* Exercise input *
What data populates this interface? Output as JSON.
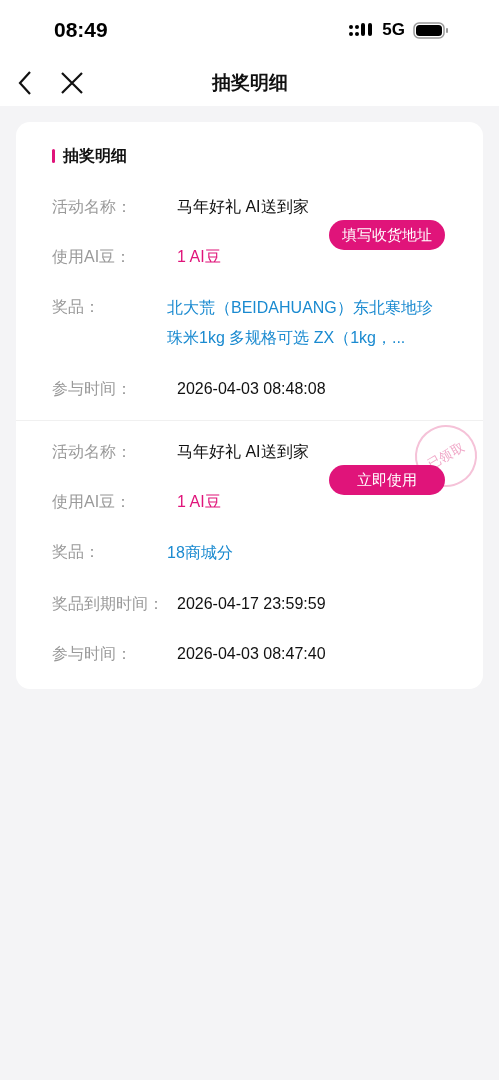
{
  "status_bar": {
    "time": "08:49",
    "network": "5G"
  },
  "nav": {
    "title": "抽奖明细"
  },
  "section_title": "抽奖明细",
  "records": [
    {
      "fields": [
        {
          "label": "活动名称：",
          "value": "马年好礼 AI送到家",
          "kind": "plain"
        },
        {
          "label": "使用AI豆：",
          "value": "1 AI豆",
          "kind": "beans"
        },
        {
          "label": "奖品：",
          "value": "北大荒（BEIDAHUANG）东北寒地珍珠米1kg 多规格可选 ZX（1kg，...",
          "kind": "prize"
        },
        {
          "label": "参与时间：",
          "value": "2026-04-03 08:48:08",
          "kind": "plain"
        }
      ],
      "action_button": "填写收货地址"
    },
    {
      "fields": [
        {
          "label": "活动名称：",
          "value": "马年好礼 AI送到家",
          "kind": "plain"
        },
        {
          "label": "使用AI豆：",
          "value": "1 AI豆",
          "kind": "beans"
        },
        {
          "label": "奖品：",
          "value": "18商城分",
          "kind": "prize"
        },
        {
          "label": "奖品到期时间：",
          "value": "2026-04-17 23:59:59",
          "kind": "plain"
        },
        {
          "label": "参与时间：",
          "value": "2026-04-03 08:47:40",
          "kind": "plain"
        }
      ],
      "action_button": "立即使用",
      "stamp": "已领取"
    }
  ]
}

* Problem description *
Keep the pictures out of the copy and write out the data exactly as it stands.

* Correct answer *
What data populates this interface? Output as JSON.
{
  "status_bar": {
    "time": "08:49",
    "network": "5G"
  },
  "nav": {
    "title": "抽奖明细"
  },
  "section_title": "抽奖明细",
  "records": [
    {
      "fields": [
        {
          "label": "活动名称：",
          "value": "马年好礼 AI送到家",
          "kind": "plain"
        },
        {
          "label": "使用AI豆：",
          "value": "1 AI豆",
          "kind": "beans"
        },
        {
          "label": "奖品：",
          "value": "北大荒（BEIDAHUANG）东北寒地珍珠米1kg 多规格可选 ZX（1kg，...",
          "kind": "prize"
        },
        {
          "label": "参与时间：",
          "value": "2026-04-03 08:48:08",
          "kind": "plain"
        }
      ],
      "action_button": "填写收货地址"
    },
    {
      "fields": [
        {
          "label": "活动名称：",
          "value": "马年好礼 AI送到家",
          "kind": "plain"
        },
        {
          "label": "使用AI豆：",
          "value": "1 AI豆",
          "kind": "beans"
        },
        {
          "label": "奖品：",
          "value": "18商城分",
          "kind": "prize"
        },
        {
          "label": "奖品到期时间：",
          "value": "2026-04-17 23:59:59",
          "kind": "plain"
        },
        {
          "label": "参与时间：",
          "value": "2026-04-03 08:47:40",
          "kind": "plain"
        }
      ],
      "action_button": "立即使用",
      "stamp": "已领取"
    }
  ]
}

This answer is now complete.